> What you need to do:
Reproduce every line of the records below without changing anything, and leave the pictures out of your copy.

Stored dataset items:
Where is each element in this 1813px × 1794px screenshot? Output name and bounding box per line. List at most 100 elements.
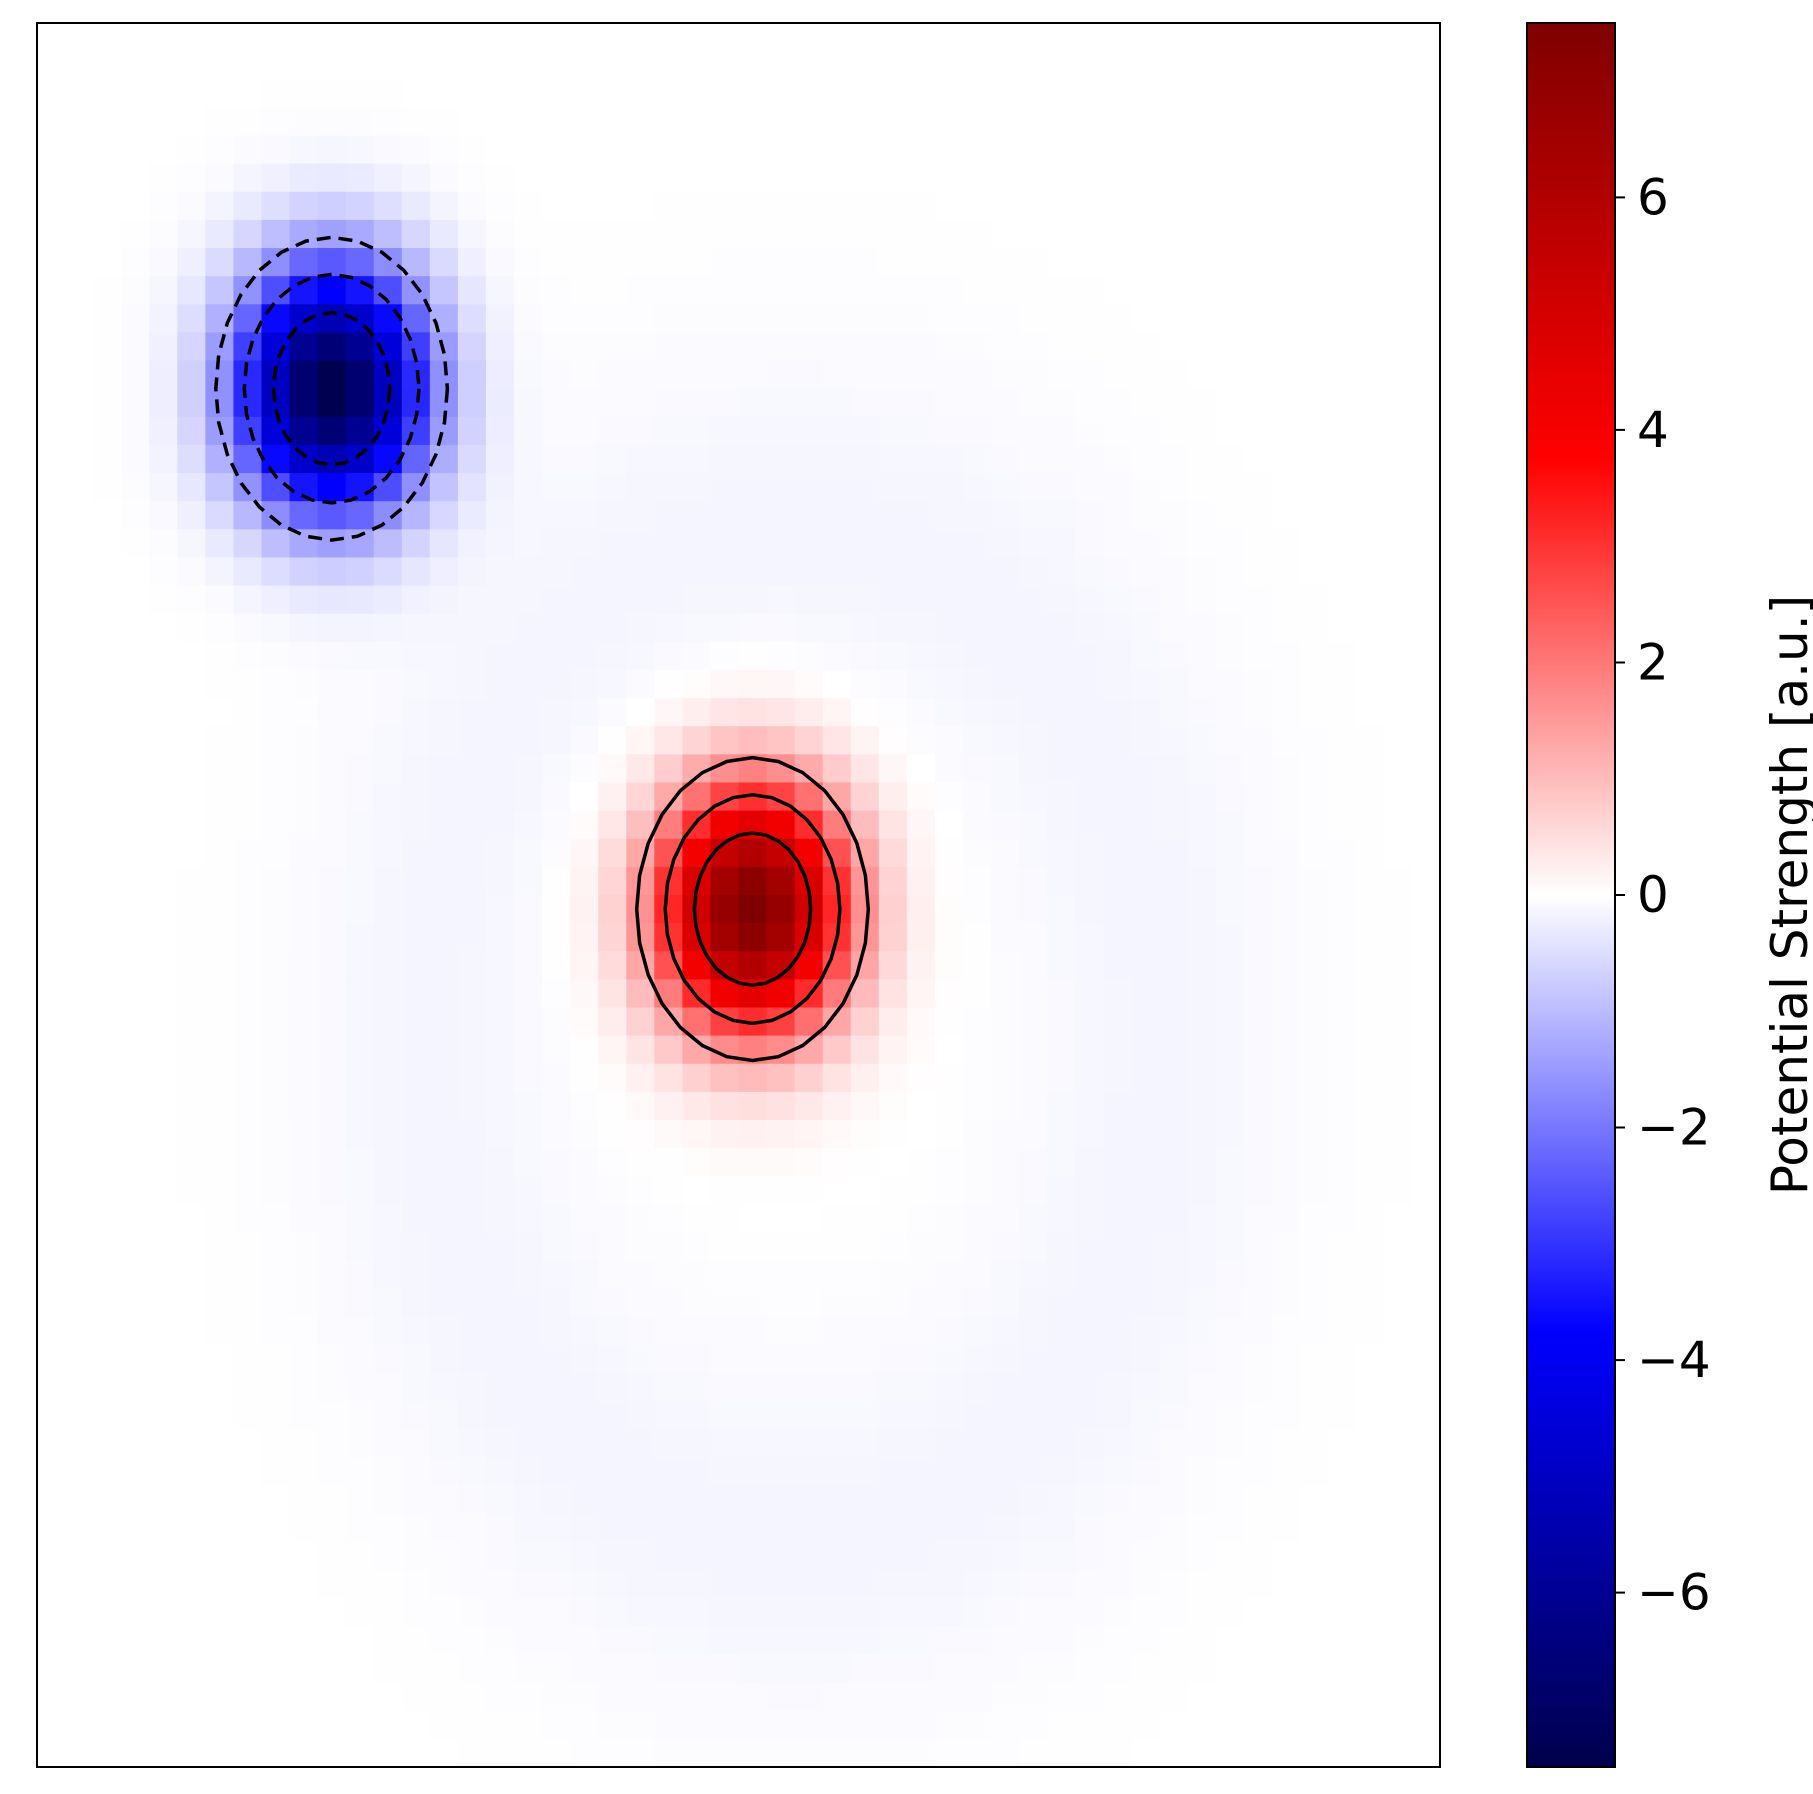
heatmap-cell [1131, 1148, 1160, 1177]
heatmap-cell [794, 1204, 824, 1234]
heatmap-cell [991, 754, 1020, 784]
heatmap-cell [738, 1288, 768, 1318]
heatmap-cell [1411, 838, 1441, 868]
heatmap-cell [401, 1091, 431, 1121]
heatmap-cell [1243, 1401, 1273, 1431]
heatmap-cell [962, 1654, 992, 1684]
heatmap-cell [233, 529, 263, 559]
heatmap-cell [289, 669, 319, 699]
heatmap-cell [289, 529, 319, 559]
heatmap-cell [1019, 754, 1048, 784]
heatmap-cell [934, 276, 964, 305]
heatmap-cell [878, 107, 908, 137]
heatmap-cell [149, 416, 178, 446]
heatmap-cell [766, 1373, 796, 1402]
heatmap-cell [177, 1541, 206, 1571]
heatmap-cell [345, 1035, 375, 1065]
heatmap-cell [457, 641, 487, 671]
heatmap-cell [1047, 1035, 1076, 1065]
heatmap-cell [233, 23, 263, 52]
heatmap-cell [1075, 473, 1104, 502]
heatmap-cell [1243, 641, 1273, 671]
heatmap-cell [962, 895, 992, 924]
heatmap-cell [906, 1063, 936, 1093]
heatmap-cell [991, 163, 1020, 193]
heatmap-cell [626, 1710, 655, 1740]
heatmap-cell [429, 1260, 459, 1290]
heatmap-cell [514, 557, 543, 587]
heatmap-cell [1103, 923, 1132, 952]
heatmap-cell [850, 529, 880, 559]
heatmap-cell [1383, 1570, 1413, 1599]
heatmap-cell [93, 895, 122, 924]
heatmap-cell [514, 388, 543, 418]
heatmap-cell [1411, 1513, 1441, 1543]
heatmap-cell [1103, 1204, 1132, 1234]
heatmap-cell [542, 360, 571, 390]
heatmap-cell [962, 1429, 992, 1459]
heatmap-cell [962, 388, 992, 418]
heatmap-cell [457, 895, 487, 924]
heatmap-cell [906, 1682, 936, 1712]
heatmap-cell [1187, 951, 1217, 980]
heatmap-cell [205, 782, 235, 812]
heatmap-cell [177, 613, 206, 643]
heatmap-cell [1075, 416, 1104, 446]
heatmap-cell [1131, 1401, 1160, 1431]
heatmap-cell [93, 1316, 122, 1346]
heatmap-cell [373, 304, 403, 334]
heatmap-cell [991, 1063, 1020, 1093]
heatmap-cell [598, 1429, 627, 1459]
heatmap-cell [345, 1654, 375, 1684]
heatmap-cell [878, 1288, 908, 1318]
heatmap-cell [542, 529, 571, 559]
heatmap-cell [766, 1485, 796, 1515]
heatmap-cell [1215, 866, 1245, 896]
heatmap-cell [1327, 613, 1357, 643]
heatmap-cell [1075, 782, 1104, 812]
heatmap-cell [1159, 895, 1189, 924]
heatmap-cell [626, 1120, 655, 1149]
heatmap-cell [991, 979, 1020, 1009]
heatmap-cell [429, 1457, 459, 1487]
heatmap-cell [177, 219, 206, 249]
heatmap-cell [850, 1682, 880, 1712]
heatmap-cell [1243, 529, 1273, 559]
heatmap-cell [598, 1541, 627, 1571]
heatmap-cell [710, 1626, 740, 1656]
heatmap-cell [1047, 1316, 1076, 1346]
heatmap-cell [1327, 51, 1357, 80]
heatmap-cell [37, 1176, 66, 1206]
heatmap-cell [1383, 923, 1413, 952]
heatmap-cell [177, 1232, 206, 1262]
heatmap-cell [373, 1204, 403, 1234]
heatmap-cell [542, 79, 571, 108]
heatmap-cell [1159, 1401, 1189, 1431]
heatmap-cell [1215, 1738, 1245, 1768]
heatmap-cell [542, 782, 571, 812]
heatmap-cell [373, 107, 403, 137]
heatmap-cell [93, 923, 122, 952]
heatmap-cell [1075, 79, 1104, 108]
heatmap-cell [1047, 866, 1076, 896]
heatmap-cell [1383, 248, 1413, 277]
heatmap-cell [1327, 1260, 1357, 1290]
heatmap-cell [934, 1288, 964, 1318]
heatmap-cell [1299, 1682, 1329, 1712]
heatmap-cell [1411, 1035, 1441, 1065]
heatmap-cell [766, 613, 796, 643]
heatmap-cell [177, 51, 206, 80]
heatmap-cell [1103, 782, 1132, 812]
heatmap-cell [850, 810, 880, 840]
heatmap-cell [373, 1513, 403, 1543]
heatmap-cell [65, 79, 94, 108]
heatmap-cell [738, 107, 768, 137]
heatmap-cell [65, 895, 94, 924]
heatmap-cell [962, 1485, 992, 1515]
heatmap-cell [822, 1176, 852, 1206]
heatmap-cell [514, 810, 543, 840]
heatmap-cell [1215, 276, 1245, 305]
heatmap-cell [991, 23, 1020, 52]
colorbar-tick-label: 4 [1637, 401, 1669, 459]
heatmap-cell [1411, 191, 1441, 221]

> Exercise result:
Where is each element in this 1813px × 1794px screenshot? Output name and bounding box per line. List at most 100 elements.
heatmap-cell [1131, 1148, 1160, 1177]
heatmap-cell [794, 1204, 824, 1234]
heatmap-cell [991, 754, 1020, 784]
heatmap-cell [738, 1288, 768, 1318]
heatmap-cell [1411, 838, 1441, 868]
heatmap-cell [401, 1091, 431, 1121]
heatmap-cell [1243, 1401, 1273, 1431]
heatmap-cell [962, 1654, 992, 1684]
heatmap-cell [233, 529, 263, 559]
heatmap-cell [289, 669, 319, 699]
heatmap-cell [289, 529, 319, 559]
heatmap-cell [1019, 754, 1048, 784]
heatmap-cell [934, 276, 964, 305]
heatmap-cell [878, 107, 908, 137]
heatmap-cell [149, 416, 178, 446]
heatmap-cell [766, 1373, 796, 1402]
heatmap-cell [177, 1541, 206, 1571]
heatmap-cell [345, 1035, 375, 1065]
heatmap-cell [457, 641, 487, 671]
heatmap-cell [1047, 1035, 1076, 1065]
heatmap-cell [233, 23, 263, 52]
heatmap-cell [1075, 473, 1104, 502]
heatmap-cell [1243, 641, 1273, 671]
heatmap-cell [962, 895, 992, 924]
heatmap-cell [906, 1063, 936, 1093]
heatmap-cell [991, 163, 1020, 193]
heatmap-cell [626, 1710, 655, 1740]
heatmap-cell [429, 1260, 459, 1290]
heatmap-cell [514, 557, 543, 587]
heatmap-cell [1103, 923, 1132, 952]
heatmap-cell [850, 529, 880, 559]
heatmap-cell [1383, 1570, 1413, 1599]
heatmap-cell [93, 895, 122, 924]
heatmap-cell [514, 388, 543, 418]
heatmap-cell [1411, 1513, 1441, 1543]
heatmap-cell [1103, 1204, 1132, 1234]
heatmap-cell [542, 360, 571, 390]
heatmap-cell [962, 1429, 992, 1459]
heatmap-cell [962, 388, 992, 418]
heatmap-cell [457, 895, 487, 924]
heatmap-cell [906, 1682, 936, 1712]
heatmap-cell [1187, 951, 1217, 980]
heatmap-cell [205, 782, 235, 812]
heatmap-cell [177, 613, 206, 643]
heatmap-cell [1075, 416, 1104, 446]
heatmap-cell [1131, 1401, 1160, 1431]
heatmap-cell [93, 1316, 122, 1346]
heatmap-cell [373, 304, 403, 334]
heatmap-cell [991, 1063, 1020, 1093]
heatmap-cell [598, 1429, 627, 1459]
heatmap-cell [345, 1654, 375, 1684]
heatmap-cell [878, 1288, 908, 1318]
heatmap-cell [542, 529, 571, 559]
heatmap-cell [766, 1485, 796, 1515]
heatmap-cell [1215, 866, 1245, 896]
heatmap-cell [1327, 613, 1357, 643]
heatmap-cell [1075, 782, 1104, 812]
heatmap-cell [1159, 895, 1189, 924]
heatmap-cell [626, 1120, 655, 1149]
heatmap-cell [991, 979, 1020, 1009]
heatmap-cell [429, 1457, 459, 1487]
heatmap-cell [177, 219, 206, 249]
heatmap-cell [850, 1682, 880, 1712]
heatmap-cell [1243, 529, 1273, 559]
heatmap-cell [598, 1541, 627, 1571]
heatmap-cell [710, 1626, 740, 1656]
heatmap-cell [1047, 1316, 1076, 1346]
heatmap-cell [1327, 51, 1357, 80]
heatmap-cell [37, 1176, 66, 1206]
heatmap-cell [1383, 923, 1413, 952]
heatmap-cell [177, 1232, 206, 1262]
heatmap-cell [373, 1204, 403, 1234]
heatmap-cell [542, 79, 571, 108]
heatmap-cell [1159, 1401, 1189, 1431]
heatmap-cell [1215, 1738, 1245, 1768]
heatmap-cell [542, 782, 571, 812]
heatmap-cell [373, 107, 403, 137]
heatmap-cell [93, 923, 122, 952]
heatmap-cell [1075, 79, 1104, 108]
heatmap-cell [1047, 866, 1076, 896]
heatmap-cell [1383, 248, 1413, 277]
heatmap-cell [1327, 1260, 1357, 1290]
heatmap-cell [934, 1288, 964, 1318]
heatmap-cell [1299, 1682, 1329, 1712]
heatmap-cell [1411, 1035, 1441, 1065]
heatmap-cell [766, 613, 796, 643]
heatmap-cell [177, 51, 206, 80]
heatmap-cell [1103, 782, 1132, 812]
heatmap-cell [850, 810, 880, 840]
heatmap-cell [373, 1513, 403, 1543]
heatmap-cell [65, 79, 94, 108]
heatmap-cell [738, 107, 768, 137]
heatmap-cell [65, 895, 94, 924]
heatmap-cell [962, 1485, 992, 1515]
heatmap-cell [822, 1176, 852, 1206]
heatmap-cell [514, 810, 543, 840]
heatmap-cell [1215, 276, 1245, 305]
heatmap-cell [991, 23, 1020, 52]
colorbar-tick-label: 4 [1637, 401, 1669, 459]
heatmap-cell [1411, 191, 1441, 221]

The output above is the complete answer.